§ GOAL: Look through the data below and return each line where "ffffff" appears.

(Figure dataset records)
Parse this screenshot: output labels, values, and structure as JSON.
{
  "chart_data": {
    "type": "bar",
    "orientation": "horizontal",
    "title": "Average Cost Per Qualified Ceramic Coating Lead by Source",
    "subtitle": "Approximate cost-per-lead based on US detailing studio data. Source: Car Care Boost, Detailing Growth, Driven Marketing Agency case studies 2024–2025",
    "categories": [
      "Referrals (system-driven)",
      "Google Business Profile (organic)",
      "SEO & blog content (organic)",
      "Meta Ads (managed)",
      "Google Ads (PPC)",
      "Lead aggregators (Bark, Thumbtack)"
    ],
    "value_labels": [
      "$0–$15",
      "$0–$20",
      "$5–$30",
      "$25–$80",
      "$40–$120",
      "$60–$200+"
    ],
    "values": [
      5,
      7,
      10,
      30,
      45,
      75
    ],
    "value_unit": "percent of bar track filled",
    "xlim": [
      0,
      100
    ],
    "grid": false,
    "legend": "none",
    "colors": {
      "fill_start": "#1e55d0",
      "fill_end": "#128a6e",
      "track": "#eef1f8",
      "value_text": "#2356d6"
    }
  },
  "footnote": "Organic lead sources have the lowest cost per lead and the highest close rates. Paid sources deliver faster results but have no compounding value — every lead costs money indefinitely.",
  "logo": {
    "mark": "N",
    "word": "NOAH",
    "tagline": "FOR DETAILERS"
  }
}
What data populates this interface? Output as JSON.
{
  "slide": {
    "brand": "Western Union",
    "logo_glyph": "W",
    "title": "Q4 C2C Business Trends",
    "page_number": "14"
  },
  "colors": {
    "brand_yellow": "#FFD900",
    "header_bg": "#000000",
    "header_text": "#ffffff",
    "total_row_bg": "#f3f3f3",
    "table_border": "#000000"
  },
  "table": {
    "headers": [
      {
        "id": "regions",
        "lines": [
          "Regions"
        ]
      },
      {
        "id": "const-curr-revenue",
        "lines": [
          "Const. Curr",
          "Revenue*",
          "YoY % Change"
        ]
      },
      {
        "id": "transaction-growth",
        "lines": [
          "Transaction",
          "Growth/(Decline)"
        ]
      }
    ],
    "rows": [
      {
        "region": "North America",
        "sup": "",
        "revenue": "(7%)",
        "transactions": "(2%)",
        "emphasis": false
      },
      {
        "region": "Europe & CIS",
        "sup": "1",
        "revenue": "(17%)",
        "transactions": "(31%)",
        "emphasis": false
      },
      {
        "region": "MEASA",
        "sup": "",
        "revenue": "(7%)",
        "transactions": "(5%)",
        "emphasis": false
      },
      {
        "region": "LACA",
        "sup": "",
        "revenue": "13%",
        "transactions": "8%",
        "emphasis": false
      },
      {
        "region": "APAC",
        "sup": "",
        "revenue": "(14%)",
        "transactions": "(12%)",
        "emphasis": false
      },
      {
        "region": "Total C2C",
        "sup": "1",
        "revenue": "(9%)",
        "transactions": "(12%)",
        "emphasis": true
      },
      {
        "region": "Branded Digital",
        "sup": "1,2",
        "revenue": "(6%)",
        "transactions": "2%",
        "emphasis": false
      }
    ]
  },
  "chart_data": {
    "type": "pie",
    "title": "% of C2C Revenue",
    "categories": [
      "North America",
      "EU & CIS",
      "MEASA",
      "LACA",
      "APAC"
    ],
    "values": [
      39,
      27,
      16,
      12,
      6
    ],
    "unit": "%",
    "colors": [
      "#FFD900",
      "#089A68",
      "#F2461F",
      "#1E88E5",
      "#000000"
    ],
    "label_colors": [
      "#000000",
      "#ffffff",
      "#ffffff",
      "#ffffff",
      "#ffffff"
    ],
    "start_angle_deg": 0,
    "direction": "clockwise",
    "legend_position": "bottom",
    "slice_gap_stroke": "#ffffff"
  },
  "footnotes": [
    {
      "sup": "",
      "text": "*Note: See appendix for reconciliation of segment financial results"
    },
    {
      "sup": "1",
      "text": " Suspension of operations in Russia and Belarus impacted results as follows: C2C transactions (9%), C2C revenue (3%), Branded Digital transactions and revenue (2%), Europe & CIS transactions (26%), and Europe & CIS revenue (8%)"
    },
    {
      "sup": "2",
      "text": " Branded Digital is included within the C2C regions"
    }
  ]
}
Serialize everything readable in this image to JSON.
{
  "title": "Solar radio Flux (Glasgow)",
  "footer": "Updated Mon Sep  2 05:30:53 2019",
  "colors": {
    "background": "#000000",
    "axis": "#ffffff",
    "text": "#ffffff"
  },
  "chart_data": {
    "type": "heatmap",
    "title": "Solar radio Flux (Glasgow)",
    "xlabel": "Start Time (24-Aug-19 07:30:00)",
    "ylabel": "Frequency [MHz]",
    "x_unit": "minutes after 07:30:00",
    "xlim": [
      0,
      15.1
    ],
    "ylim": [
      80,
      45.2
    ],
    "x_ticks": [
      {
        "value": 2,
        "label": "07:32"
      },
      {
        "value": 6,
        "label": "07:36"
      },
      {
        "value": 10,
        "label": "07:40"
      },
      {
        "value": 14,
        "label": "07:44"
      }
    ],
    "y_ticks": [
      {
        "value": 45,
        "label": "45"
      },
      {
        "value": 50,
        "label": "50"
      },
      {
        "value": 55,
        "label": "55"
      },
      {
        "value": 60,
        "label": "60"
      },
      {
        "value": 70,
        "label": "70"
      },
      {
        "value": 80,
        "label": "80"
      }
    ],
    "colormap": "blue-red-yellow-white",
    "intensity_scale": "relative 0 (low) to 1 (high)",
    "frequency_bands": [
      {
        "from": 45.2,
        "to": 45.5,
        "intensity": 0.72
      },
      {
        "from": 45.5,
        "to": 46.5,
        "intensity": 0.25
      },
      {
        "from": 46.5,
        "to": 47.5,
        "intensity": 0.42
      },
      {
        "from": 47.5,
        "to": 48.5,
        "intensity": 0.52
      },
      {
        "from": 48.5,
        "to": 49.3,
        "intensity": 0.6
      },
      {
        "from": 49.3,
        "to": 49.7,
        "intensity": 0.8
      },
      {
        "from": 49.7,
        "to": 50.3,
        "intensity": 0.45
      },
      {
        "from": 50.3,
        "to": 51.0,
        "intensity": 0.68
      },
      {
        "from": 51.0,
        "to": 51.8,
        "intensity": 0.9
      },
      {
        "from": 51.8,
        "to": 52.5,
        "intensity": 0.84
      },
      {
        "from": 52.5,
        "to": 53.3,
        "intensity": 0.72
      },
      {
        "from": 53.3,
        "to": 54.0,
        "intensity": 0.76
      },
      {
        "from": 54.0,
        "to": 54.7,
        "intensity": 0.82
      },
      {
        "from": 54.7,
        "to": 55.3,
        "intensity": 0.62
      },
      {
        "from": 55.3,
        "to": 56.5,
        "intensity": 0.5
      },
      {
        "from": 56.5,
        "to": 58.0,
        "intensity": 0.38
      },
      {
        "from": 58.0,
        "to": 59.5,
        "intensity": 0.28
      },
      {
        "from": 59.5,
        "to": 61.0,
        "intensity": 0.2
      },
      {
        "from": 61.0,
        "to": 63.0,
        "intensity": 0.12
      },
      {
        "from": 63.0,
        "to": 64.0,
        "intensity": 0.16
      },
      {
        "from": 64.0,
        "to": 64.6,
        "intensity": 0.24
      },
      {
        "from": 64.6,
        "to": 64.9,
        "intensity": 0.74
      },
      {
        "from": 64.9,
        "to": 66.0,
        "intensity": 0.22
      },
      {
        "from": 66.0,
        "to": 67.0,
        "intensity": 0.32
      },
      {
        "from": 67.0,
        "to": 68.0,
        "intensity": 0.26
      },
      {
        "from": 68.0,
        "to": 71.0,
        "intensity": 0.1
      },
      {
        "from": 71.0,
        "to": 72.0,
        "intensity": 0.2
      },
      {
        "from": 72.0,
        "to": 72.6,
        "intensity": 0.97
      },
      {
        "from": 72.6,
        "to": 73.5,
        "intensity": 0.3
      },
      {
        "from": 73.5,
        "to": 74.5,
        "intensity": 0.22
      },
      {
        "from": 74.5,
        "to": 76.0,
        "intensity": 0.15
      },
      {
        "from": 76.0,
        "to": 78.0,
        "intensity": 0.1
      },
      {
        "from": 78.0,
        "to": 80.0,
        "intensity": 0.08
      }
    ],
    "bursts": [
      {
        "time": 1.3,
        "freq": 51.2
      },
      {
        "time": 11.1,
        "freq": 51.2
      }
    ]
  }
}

§ RIGHT ANSWER:
    "header_text": "#ffffff",
      "#ffffff",
      "#ffffff",
      "#ffffff",
      "#ffffff"
    "slice_gap_stroke": "#ffffff"
    "axis": "#ffffff",
    "text": "#ffffff"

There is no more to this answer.